### What is required
Everything in the listing should be restated word for word.

=== Data in this exercise ===

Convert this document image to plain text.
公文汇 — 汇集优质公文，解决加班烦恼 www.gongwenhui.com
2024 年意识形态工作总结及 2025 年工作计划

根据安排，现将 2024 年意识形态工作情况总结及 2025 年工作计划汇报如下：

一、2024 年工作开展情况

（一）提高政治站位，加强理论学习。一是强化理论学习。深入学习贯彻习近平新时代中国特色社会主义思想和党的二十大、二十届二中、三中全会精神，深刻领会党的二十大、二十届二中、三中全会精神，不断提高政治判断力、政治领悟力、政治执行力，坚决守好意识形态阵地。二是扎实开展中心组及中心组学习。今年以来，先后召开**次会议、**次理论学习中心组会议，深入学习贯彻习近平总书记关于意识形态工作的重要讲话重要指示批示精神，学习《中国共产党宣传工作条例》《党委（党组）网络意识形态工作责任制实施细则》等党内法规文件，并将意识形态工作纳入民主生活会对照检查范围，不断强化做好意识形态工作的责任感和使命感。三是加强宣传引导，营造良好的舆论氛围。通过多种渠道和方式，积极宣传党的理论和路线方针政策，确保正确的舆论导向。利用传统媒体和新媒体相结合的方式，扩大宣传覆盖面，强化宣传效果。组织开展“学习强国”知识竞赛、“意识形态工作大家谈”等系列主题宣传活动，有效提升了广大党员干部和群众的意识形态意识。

===

### Task result
Convert this document image to plain text.
公文汇 — 汇集优质公文，解决加班烦恼 www.gongwenhui.com
2024 年意识形态工作总结及 2025 年工作计划

根据安排，现将 2024 年意识形态工作情况总结及 2025 年工作计划汇报如下：

一、2024 年工作开展情况

（一）提高政治站位，加强理论学习。一是强化理论学习。深入学习贯彻习近平新时代中国特色社会主义思想和党的二十大、二十届二中、三中全会精神，深刻领会党的二十大、二十届二中、三中全会精神，不断提高政治判断力、政治领悟力、政治执行力，坚决守好意识形态阵地。二是扎实开展中心组及中心组学习。今年以来，先后召开**次会议、**次理论学习中心组会议，深入学习贯彻习近平总书记关于意识形态工作的重要讲话重要指示批示精神，学习《中国共产党宣传工作条例》《党委（党组）网络意识形态工作责任制实施细则》等党内法规文件，并将意识形态工作纳入民主生活会对照检查范围，不断强化做好意识形态工作的责任感和使命感。三是加强宣传引导，营造良好的舆论氛围。通过多种渠道和方式，积极宣传党的理论和路线方针政策，确保正确的舆论导向。利用传统媒体和新媒体相结合的方式，扩大宣传覆盖面，强化宣传效果。组织开展“学习强国”知识竞赛、“意识形态工作大家谈”等系列主题宣传活动，有效提升了广大党员干部和群众的意识形态意识。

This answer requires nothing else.